Every entry must be echoed exactly.

* [RECORDS FOR PROCESSING]:
- - - - -
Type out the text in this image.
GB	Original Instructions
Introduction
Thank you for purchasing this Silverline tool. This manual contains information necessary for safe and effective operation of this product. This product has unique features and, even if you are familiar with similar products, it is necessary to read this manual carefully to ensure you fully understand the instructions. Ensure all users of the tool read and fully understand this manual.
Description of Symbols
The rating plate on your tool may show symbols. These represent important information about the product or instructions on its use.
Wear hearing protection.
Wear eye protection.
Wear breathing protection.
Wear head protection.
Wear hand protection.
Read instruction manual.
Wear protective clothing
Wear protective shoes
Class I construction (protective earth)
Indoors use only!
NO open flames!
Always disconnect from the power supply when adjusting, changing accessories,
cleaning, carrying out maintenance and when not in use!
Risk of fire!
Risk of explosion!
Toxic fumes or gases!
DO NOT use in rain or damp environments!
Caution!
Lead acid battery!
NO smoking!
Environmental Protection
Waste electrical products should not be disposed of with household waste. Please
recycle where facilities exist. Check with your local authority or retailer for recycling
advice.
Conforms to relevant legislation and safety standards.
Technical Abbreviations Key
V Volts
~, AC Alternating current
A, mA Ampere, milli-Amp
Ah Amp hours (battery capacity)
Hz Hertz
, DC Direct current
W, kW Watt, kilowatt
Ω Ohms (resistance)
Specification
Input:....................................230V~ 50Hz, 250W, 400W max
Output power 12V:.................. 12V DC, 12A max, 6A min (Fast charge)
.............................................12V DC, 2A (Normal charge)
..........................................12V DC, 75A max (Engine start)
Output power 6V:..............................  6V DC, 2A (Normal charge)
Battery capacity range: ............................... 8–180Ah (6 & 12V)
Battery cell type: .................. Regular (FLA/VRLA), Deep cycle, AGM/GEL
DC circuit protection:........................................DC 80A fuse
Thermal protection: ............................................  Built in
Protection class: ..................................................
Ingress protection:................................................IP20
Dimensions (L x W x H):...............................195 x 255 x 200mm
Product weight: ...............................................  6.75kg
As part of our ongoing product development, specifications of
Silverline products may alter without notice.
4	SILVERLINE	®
- - - - -
* [TASK ANSWER]:
Type out the text in this image.
GB	Original Instructions
Introduction
Thank you for purchasing this Silverline tool. This manual contains information necessary for safe and effective operation of this product. This product has unique features and, even if you are familiar with similar products, it is necessary to read this manual carefully to ensure you fully understand the instructions. Ensure all users of the tool read and fully understand this manual.
Description of Symbols
The rating plate on your tool may show symbols. These represent important information about the product or instructions on its use.
Wear hearing protection.
Wear eye protection.
Wear breathing protection.
Wear head protection.
Wear hand protection.
Read instruction manual.
Wear protective clothing
Wear protective shoes
Class I construction (protective earth)
Indoors use only!
NO open flames!
Always disconnect from the power supply when adjusting, changing accessories,
cleaning, carrying out maintenance and when not in use!
Risk of fire!
Risk of explosion!
Toxic fumes or gases!
DO NOT use in rain or damp environments!
Caution!
Lead acid battery!
NO smoking!
Environmental Protection
Waste electrical products should not be disposed of with household waste. Please
recycle where facilities exist. Check with your local authority or retailer for recycling
advice.
Conforms to relevant legislation and safety standards.
Technical Abbreviations Key
V Volts
~, AC Alternating current
A, mA Ampere, milli-Amp
Ah Amp hours (battery capacity)
Hz Hertz
, DC Direct current
W, kW Watt, kilowatt
Ω Ohms (resistance)
Specification
Input:....................................230V~ 50Hz, 250W, 400W max
Output power 12V:.................. 12V DC, 12A max, 6A min (Fast charge)
.............................................12V DC, 2A (Normal charge)
..........................................12V DC, 75A max (Engine start)
Output power 6V:..............................  6V DC, 2A (Normal charge)
Battery capacity range: ............................... 8–180Ah (6 & 12V)
Battery cell type: .................. Regular (FLA/VRLA), Deep cycle, AGM/GEL
DC circuit protection:........................................DC 80A fuse
Thermal protection: ............................................  Built in
Protection class: ..................................................
Ingress protection:................................................IP20
Dimensions (L x W x H):...............................195 x 255 x 200mm
Product weight: ...............................................  6.75kg
As part of our ongoing product development, specifications of
Silverline products may alter without notice.
4	SILVERLINE	®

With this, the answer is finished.